## INSTRUCTIONS TO FOLLOW
Will you extract the entries word for word? Images should not appear in the copy.

## EXTRACTED RECORDS
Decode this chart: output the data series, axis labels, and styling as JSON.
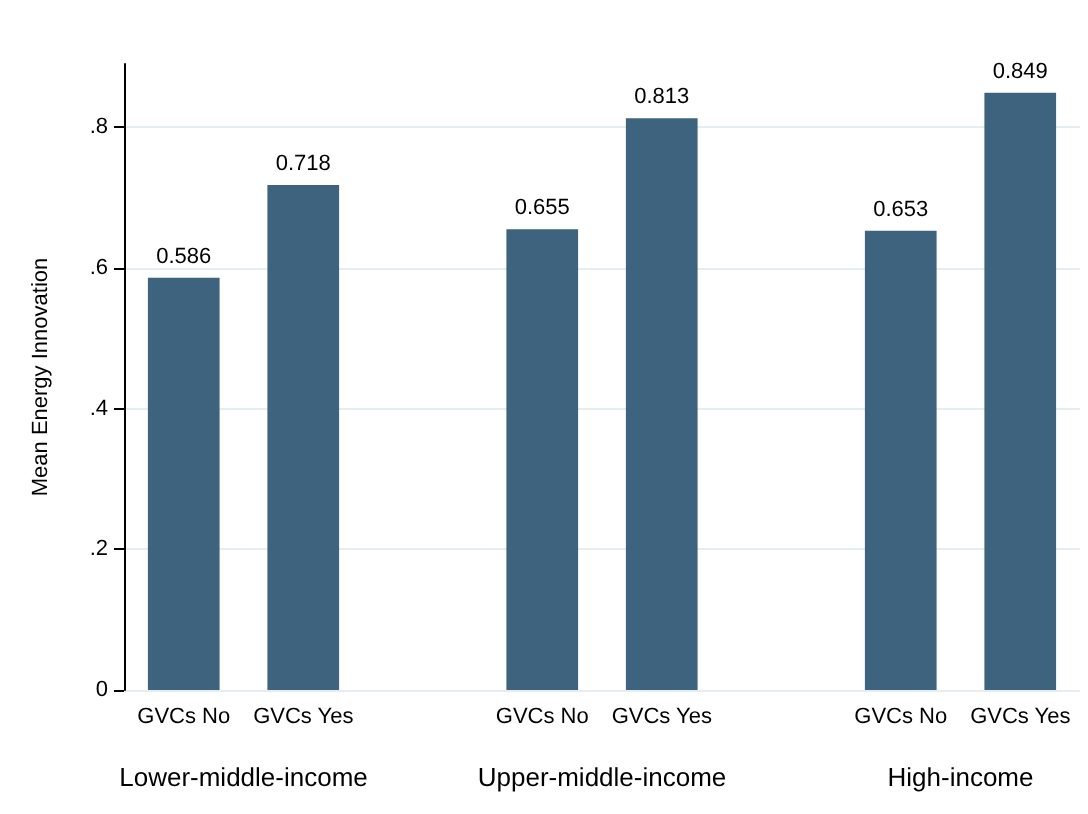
{
  "chart_data": {
    "type": "bar",
    "ylabel": "Mean Energy Innovation",
    "categories": [
      "GVCs No",
      "GVCs Yes",
      null,
      "GVCs No",
      "GVCs Yes",
      null,
      "GVCs No",
      "GVCs Yes"
    ],
    "values": [
      0.586,
      0.718,
      null,
      0.655,
      0.813,
      null,
      0.653,
      0.849
    ],
    "color": "#3e637e",
    "ylim": [
      0,
      0.89
    ],
    "yticks": [
      0,
      {
        "value": 0.2,
        "label": ".2"
      },
      {
        "value": 0.4,
        "label": ".4"
      },
      {
        "value": 0.6,
        "label": ".6"
      },
      {
        "value": 0.8,
        "label": ".8"
      }
    ],
    "grid": "y",
    "data_labels": true,
    "annotations": [
      "Lower-middle-income",
      "Upper-middle-income",
      "High-income"
    ]
  }
}
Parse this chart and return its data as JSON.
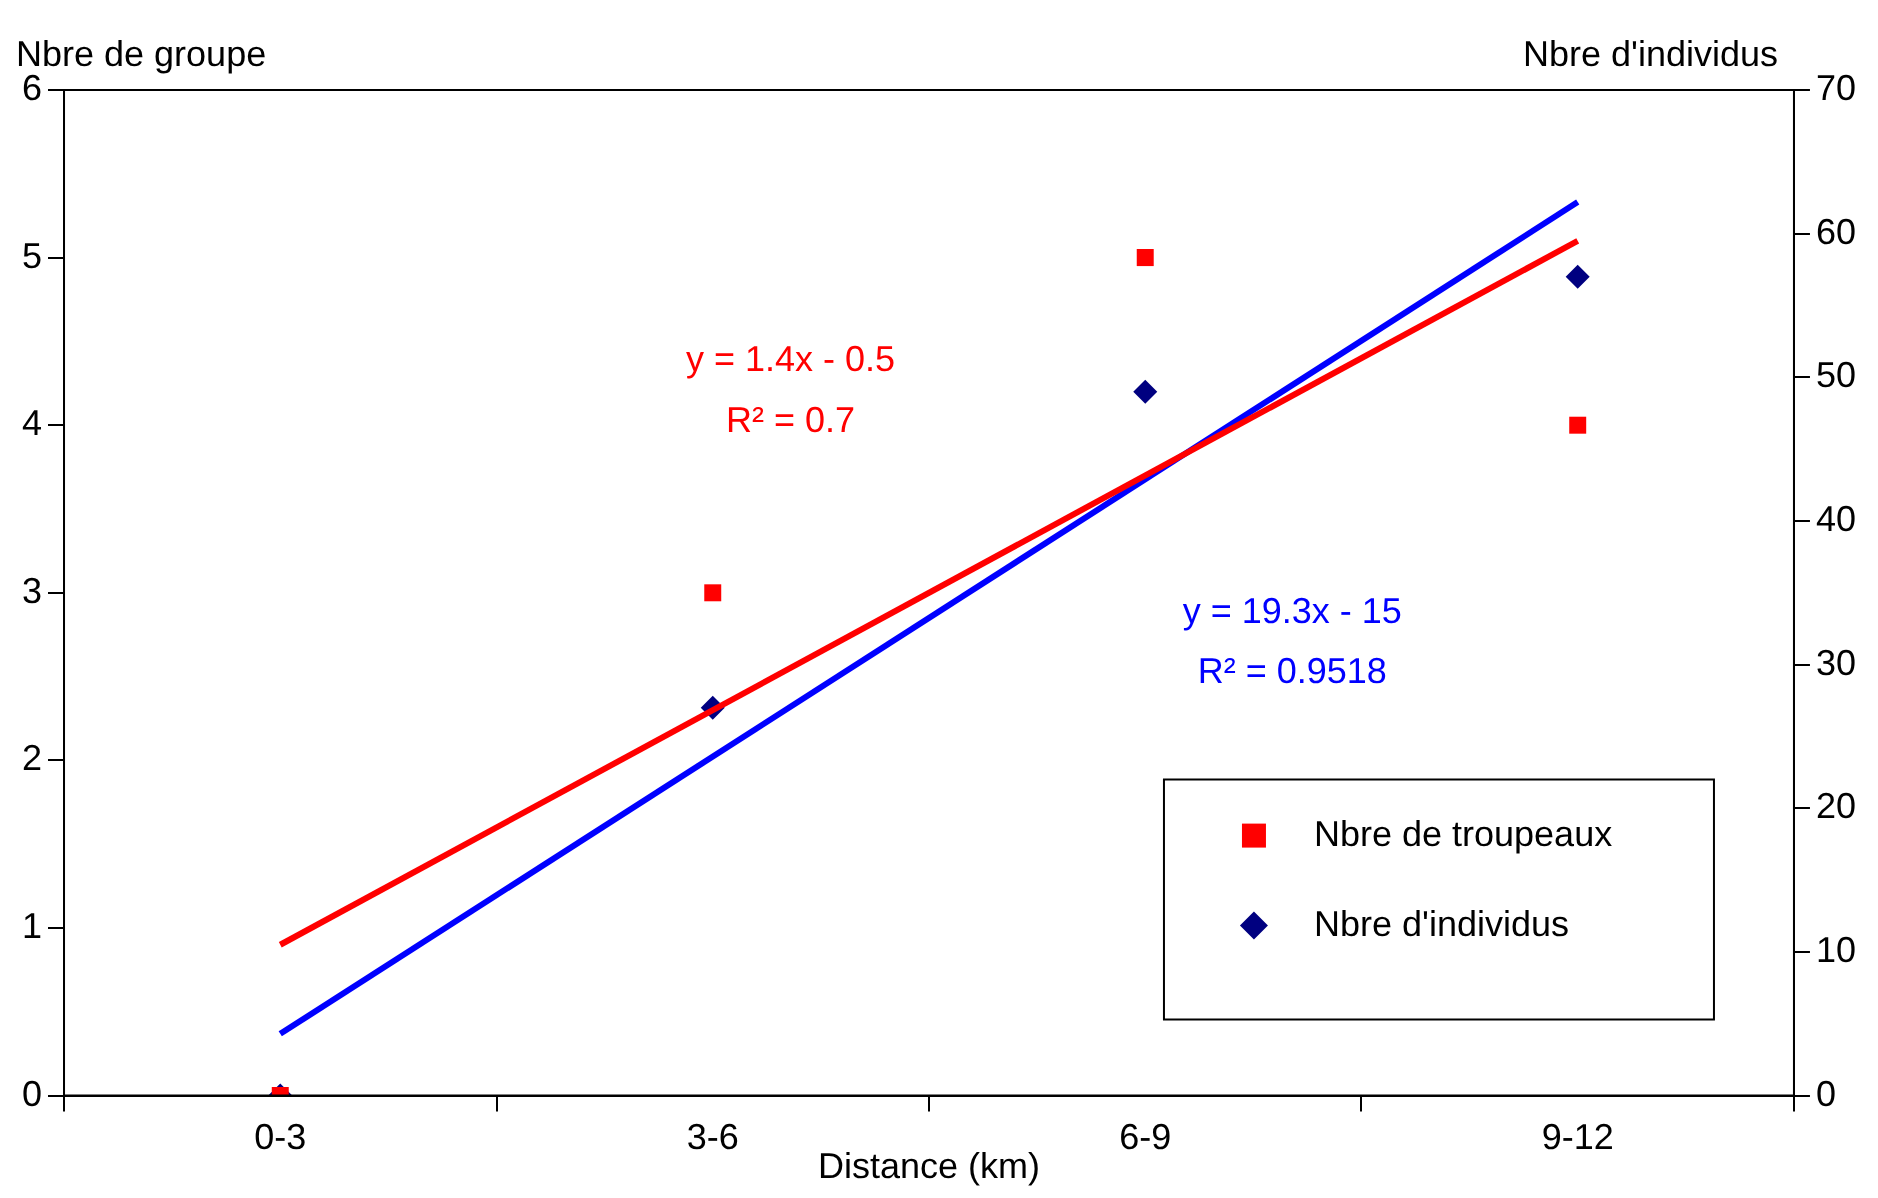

## SOLUTION TO THE EXERCISE
Decode this chart: output the data series, axis labels, and styling as JSON.
{
  "chart_data": {
    "type": "bar",
    "ylabel": "Mean Energy Innovation",
    "categories": [
      "GVCs No",
      "GVCs Yes",
      null,
      "GVCs No",
      "GVCs Yes",
      null,
      "GVCs No",
      "GVCs Yes"
    ],
    "values": [
      0.586,
      0.718,
      null,
      0.655,
      0.813,
      null,
      0.653,
      0.849
    ],
    "color": "#3e637e",
    "ylim": [
      0,
      0.89
    ],
    "yticks": [
      0,
      {
        "value": 0.2,
        "label": ".2"
      },
      {
        "value": 0.4,
        "label": ".4"
      },
      {
        "value": 0.6,
        "label": ".6"
      },
      {
        "value": 0.8,
        "label": ".8"
      }
    ],
    "grid": "y",
    "data_labels": true,
    "annotations": [
      "Lower-middle-income",
      "Upper-middle-income",
      "High-income"
    ]
  }
}
Parse this chart and return its data as JSON.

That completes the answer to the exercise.